[Dataset content start]

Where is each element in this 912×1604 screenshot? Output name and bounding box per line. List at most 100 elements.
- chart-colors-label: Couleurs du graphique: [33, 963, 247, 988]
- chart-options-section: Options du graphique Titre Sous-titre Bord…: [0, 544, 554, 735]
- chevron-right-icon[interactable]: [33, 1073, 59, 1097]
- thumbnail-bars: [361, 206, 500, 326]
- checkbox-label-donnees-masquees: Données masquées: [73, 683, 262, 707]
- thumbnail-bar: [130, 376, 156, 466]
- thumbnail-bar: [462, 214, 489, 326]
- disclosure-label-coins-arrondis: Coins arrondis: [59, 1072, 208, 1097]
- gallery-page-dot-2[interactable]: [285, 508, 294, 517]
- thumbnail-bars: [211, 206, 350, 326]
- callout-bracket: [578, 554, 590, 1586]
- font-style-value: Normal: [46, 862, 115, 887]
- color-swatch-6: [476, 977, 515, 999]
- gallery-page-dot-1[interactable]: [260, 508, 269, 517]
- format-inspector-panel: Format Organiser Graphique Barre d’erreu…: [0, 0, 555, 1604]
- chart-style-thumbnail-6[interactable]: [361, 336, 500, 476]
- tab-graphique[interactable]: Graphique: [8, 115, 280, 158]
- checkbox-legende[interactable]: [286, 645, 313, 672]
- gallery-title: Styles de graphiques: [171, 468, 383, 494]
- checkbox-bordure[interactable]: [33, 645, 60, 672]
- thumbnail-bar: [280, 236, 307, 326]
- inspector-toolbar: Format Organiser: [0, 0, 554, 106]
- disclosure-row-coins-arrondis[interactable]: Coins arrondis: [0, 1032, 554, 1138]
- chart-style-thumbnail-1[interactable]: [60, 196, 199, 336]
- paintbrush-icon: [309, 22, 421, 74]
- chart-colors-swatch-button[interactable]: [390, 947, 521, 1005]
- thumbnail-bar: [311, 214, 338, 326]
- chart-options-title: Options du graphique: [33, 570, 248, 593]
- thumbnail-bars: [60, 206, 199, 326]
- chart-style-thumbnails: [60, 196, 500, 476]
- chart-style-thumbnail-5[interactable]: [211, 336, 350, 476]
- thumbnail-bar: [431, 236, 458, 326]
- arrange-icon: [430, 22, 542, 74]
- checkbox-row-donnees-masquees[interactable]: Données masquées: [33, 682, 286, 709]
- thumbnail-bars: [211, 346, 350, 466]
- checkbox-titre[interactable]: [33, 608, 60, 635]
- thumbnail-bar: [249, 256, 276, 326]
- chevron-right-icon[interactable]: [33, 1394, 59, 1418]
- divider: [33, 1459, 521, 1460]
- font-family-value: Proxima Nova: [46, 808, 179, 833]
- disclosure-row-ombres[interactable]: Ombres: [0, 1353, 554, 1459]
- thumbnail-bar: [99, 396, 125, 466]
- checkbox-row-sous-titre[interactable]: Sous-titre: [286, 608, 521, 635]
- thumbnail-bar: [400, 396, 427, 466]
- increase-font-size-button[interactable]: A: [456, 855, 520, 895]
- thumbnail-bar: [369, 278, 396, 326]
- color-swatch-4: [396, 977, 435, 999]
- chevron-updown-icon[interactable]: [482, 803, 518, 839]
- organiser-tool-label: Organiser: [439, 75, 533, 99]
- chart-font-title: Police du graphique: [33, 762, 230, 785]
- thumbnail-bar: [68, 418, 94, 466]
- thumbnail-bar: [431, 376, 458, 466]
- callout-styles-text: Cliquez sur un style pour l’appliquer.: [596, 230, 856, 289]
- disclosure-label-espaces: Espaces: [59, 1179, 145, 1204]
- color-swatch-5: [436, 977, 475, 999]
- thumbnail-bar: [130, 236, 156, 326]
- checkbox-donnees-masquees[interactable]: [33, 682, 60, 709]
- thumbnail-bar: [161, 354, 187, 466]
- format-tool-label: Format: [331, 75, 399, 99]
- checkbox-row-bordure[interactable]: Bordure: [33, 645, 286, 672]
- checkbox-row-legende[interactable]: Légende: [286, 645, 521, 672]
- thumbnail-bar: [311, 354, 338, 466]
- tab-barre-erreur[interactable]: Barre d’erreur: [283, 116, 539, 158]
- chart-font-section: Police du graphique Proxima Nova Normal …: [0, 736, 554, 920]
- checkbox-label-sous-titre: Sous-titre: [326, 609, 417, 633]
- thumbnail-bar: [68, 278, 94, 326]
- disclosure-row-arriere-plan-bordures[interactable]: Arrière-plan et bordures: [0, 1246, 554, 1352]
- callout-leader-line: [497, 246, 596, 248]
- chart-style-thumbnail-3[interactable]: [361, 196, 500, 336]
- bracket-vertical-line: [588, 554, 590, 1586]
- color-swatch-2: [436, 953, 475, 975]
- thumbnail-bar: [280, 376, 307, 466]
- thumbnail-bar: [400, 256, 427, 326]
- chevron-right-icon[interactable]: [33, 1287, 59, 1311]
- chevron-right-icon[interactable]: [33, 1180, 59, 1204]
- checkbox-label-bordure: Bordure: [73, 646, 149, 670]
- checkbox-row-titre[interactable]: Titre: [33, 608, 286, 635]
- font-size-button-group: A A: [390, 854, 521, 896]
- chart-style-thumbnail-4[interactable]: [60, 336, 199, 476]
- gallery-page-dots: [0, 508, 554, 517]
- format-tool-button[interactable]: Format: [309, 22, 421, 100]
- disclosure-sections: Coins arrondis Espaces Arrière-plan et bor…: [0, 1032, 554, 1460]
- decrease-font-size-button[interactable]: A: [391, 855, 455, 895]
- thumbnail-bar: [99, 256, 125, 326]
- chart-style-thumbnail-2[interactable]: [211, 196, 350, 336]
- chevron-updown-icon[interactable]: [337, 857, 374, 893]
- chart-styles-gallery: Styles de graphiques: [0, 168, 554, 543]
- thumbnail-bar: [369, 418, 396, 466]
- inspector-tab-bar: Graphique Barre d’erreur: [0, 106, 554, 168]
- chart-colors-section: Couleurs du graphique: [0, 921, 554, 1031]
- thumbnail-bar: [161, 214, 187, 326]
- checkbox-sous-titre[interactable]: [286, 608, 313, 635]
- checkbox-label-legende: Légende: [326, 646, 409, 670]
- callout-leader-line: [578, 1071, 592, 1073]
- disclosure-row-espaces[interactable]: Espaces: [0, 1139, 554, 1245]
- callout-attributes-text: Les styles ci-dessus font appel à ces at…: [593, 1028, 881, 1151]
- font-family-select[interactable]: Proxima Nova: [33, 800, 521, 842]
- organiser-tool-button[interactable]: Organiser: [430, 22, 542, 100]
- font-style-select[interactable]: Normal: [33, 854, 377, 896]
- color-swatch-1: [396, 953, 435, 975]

[Dataset content end]

### Instructions for the task
Renumber every line of the records above as one numbered list, dropping any blank lines.

### Solution to the problem
1. Where is each element in this 912×1604 screenshot? Output name and bounding box per line. List at most 100 elements.
2. - chart-colors-label: Couleurs du graphique: [33, 963, 247, 988]
3. - chart-options-section: Options du graphique Titre Sous-titre Bord…: [0, 544, 554, 735]
4. - chevron-right-icon[interactable]: [33, 1073, 59, 1097]
5. - thumbnail-bars: [361, 206, 500, 326]
6. - checkbox-label-donnees-masquees: Données masquées: [73, 683, 262, 707]
7. - thumbnail-bar: [130, 376, 156, 466]
8. - thumbnail-bar: [462, 214, 489, 326]
9. - disclosure-label-coins-arrondis: Coins arrondis: [59, 1072, 208, 1097]
10. - gallery-page-dot-2[interactable]: [285, 508, 294, 517]
11. - thumbnail-bars: [211, 206, 350, 326]
12. - callout-bracket: [578, 554, 590, 1586]
13. - font-style-value: Normal: [46, 862, 115, 887]
14. - color-swatch-6: [476, 977, 515, 999]
15. - gallery-page-dot-1[interactable]: [260, 508, 269, 517]
16. - format-inspector-panel: Format Organiser Graphique Barre d’erreu…: [0, 0, 555, 1604]
17. - chart-style-thumbnail-6[interactable]: [361, 336, 500, 476]
18. - tab-graphique[interactable]: Graphique: [8, 115, 280, 158]
19. - checkbox-legende[interactable]: [286, 645, 313, 672]
20. - gallery-title: Styles de graphiques: [171, 468, 383, 494]
21. - checkbox-bordure[interactable]: [33, 645, 60, 672]
22. - thumbnail-bar: [280, 236, 307, 326]
23. - inspector-toolbar: Format Organiser: [0, 0, 554, 106]
24. - disclosure-row-coins-arrondis[interactable]: Coins arrondis: [0, 1032, 554, 1138]
25. - chart-style-thumbnail-1[interactable]: [60, 196, 199, 336]
26. - paintbrush-icon: [309, 22, 421, 74]
27. - chart-colors-swatch-button[interactable]: [390, 947, 521, 1005]
28. - thumbnail-bar: [311, 214, 338, 326]
29. - chart-options-title: Options du graphique: [33, 570, 248, 593]
30. - thumbnail-bars: [60, 206, 199, 326]
31. - chart-style-thumbnails: [60, 196, 500, 476]
32. - chart-style-thumbnail-5[interactable]: [211, 336, 350, 476]
33. - thumbnail-bar: [431, 236, 458, 326]
34. - arrange-icon: [430, 22, 542, 74]
35. - checkbox-row-donnees-masquees[interactable]: Données masquées: [33, 682, 286, 709]
36. - thumbnail-bars: [211, 346, 350, 466]
37. - checkbox-titre[interactable]: [33, 608, 60, 635]
38. - thumbnail-bar: [249, 256, 276, 326]
39. - chevron-right-icon[interactable]: [33, 1394, 59, 1418]
40. - divider: [33, 1459, 521, 1460]
41. - font-family-value: Proxima Nova: [46, 808, 179, 833]
42. - disclosure-row-ombres[interactable]: Ombres: [0, 1353, 554, 1459]
43. - thumbnail-bar: [99, 396, 125, 466]
44. - checkbox-row-sous-titre[interactable]: Sous-titre: [286, 608, 521, 635]
45. - thumbnail-bar: [400, 396, 427, 466]
46. - increase-font-size-button[interactable]: A: [456, 855, 520, 895]
47. - thumbnail-bar: [369, 278, 396, 326]
48. - color-swatch-4: [396, 977, 435, 999]
49. - chevron-updown-icon[interactable]: [482, 803, 518, 839]
50. - organiser-tool-label: Organiser: [439, 75, 533, 99]
51. - chart-font-title: Police du graphique: [33, 762, 230, 785]
52. - thumbnail-bar: [68, 418, 94, 466]
53. - thumbnail-bar: [431, 376, 458, 466]
54. - callout-styles-text: Cliquez sur un style pour l’appliquer.: [596, 230, 856, 289]
55. - disclosure-label-espaces: Espaces: [59, 1179, 145, 1204]
56. - color-swatch-5: [436, 977, 475, 999]
57. - thumbnail-bar: [130, 236, 156, 326]
58. - checkbox-donnees-masquees[interactable]: [33, 682, 60, 709]
59. - thumbnail-bar: [161, 354, 187, 466]
60. - format-tool-label: Format: [331, 75, 399, 99]
61. - checkbox-row-bordure[interactable]: Bordure: [33, 645, 286, 672]
62. - checkbox-row-legende[interactable]: Légende: [286, 645, 521, 672]
63. - thumbnail-bar: [311, 354, 338, 466]
64. - tab-barre-erreur[interactable]: Barre d’erreur: [283, 116, 539, 158]
65. - chart-font-section: Police du graphique Proxima Nova Normal …: [0, 736, 554, 920]
66. - checkbox-label-sous-titre: Sous-titre: [326, 609, 417, 633]
67. - thumbnail-bar: [68, 278, 94, 326]
68. - disclosure-row-arriere-plan-bordures[interactable]: Arrière-plan et bordures: [0, 1246, 554, 1352]
69. - callout-leader-line: [497, 246, 596, 248]
70. - chart-style-thumbnail-3[interactable]: [361, 196, 500, 336]
71. - bracket-vertical-line: [588, 554, 590, 1586]
72. - color-swatch-2: [436, 953, 475, 975]
73. - thumbnail-bar: [280, 376, 307, 466]
74. - thumbnail-bar: [400, 256, 427, 326]
75. - chevron-right-icon[interactable]: [33, 1287, 59, 1311]
76. - chevron-right-icon[interactable]: [33, 1180, 59, 1204]
77. - checkbox-label-bordure: Bordure: [73, 646, 149, 670]
78. - checkbox-row-titre[interactable]: Titre: [33, 608, 286, 635]
79. - font-size-button-group: A A: [390, 854, 521, 896]
80. - chart-style-thumbnail-4[interactable]: [60, 336, 199, 476]
81. - gallery-page-dots: [0, 508, 554, 517]
82. - format-tool-button[interactable]: Format: [309, 22, 421, 100]
83. - disclosure-sections: Coins arrondis Espaces Arrière-plan et bor…: [0, 1032, 554, 1460]
84. - decrease-font-size-button[interactable]: A: [391, 855, 455, 895]
85. - thumbnail-bar: [99, 256, 125, 326]
86. - chart-style-thumbnail-2[interactable]: [211, 196, 350, 336]
87. - chevron-updown-icon[interactable]: [337, 857, 374, 893]
88. - chart-styles-gallery: Styles de graphiques: [0, 168, 554, 543]
89. - thumbnail-bar: [369, 418, 396, 466]
90. - inspector-tab-bar: Graphique Barre d’erreur: [0, 106, 554, 168]
91. - chart-colors-section: Couleurs du graphique: [0, 921, 554, 1031]
92. - thumbnail-bar: [161, 214, 187, 326]
93. - checkbox-sous-titre[interactable]: [286, 608, 313, 635]
94. - checkbox-label-legende: Légende: [326, 646, 409, 670]
95. - callout-leader-line: [578, 1071, 592, 1073]
96. - disclosure-row-espaces[interactable]: Espaces: [0, 1139, 554, 1245]
97. - callout-attributes-text: Les styles ci-dessus font appel à ces at…: [593, 1028, 881, 1151]
98. - font-family-select[interactable]: Proxima Nova: [33, 800, 521, 842]
99. - organiser-tool-button[interactable]: Organiser: [430, 22, 542, 100]
100. - font-style-select[interactable]: Normal: [33, 854, 377, 896]
101. - color-swatch-1: [396, 953, 435, 975]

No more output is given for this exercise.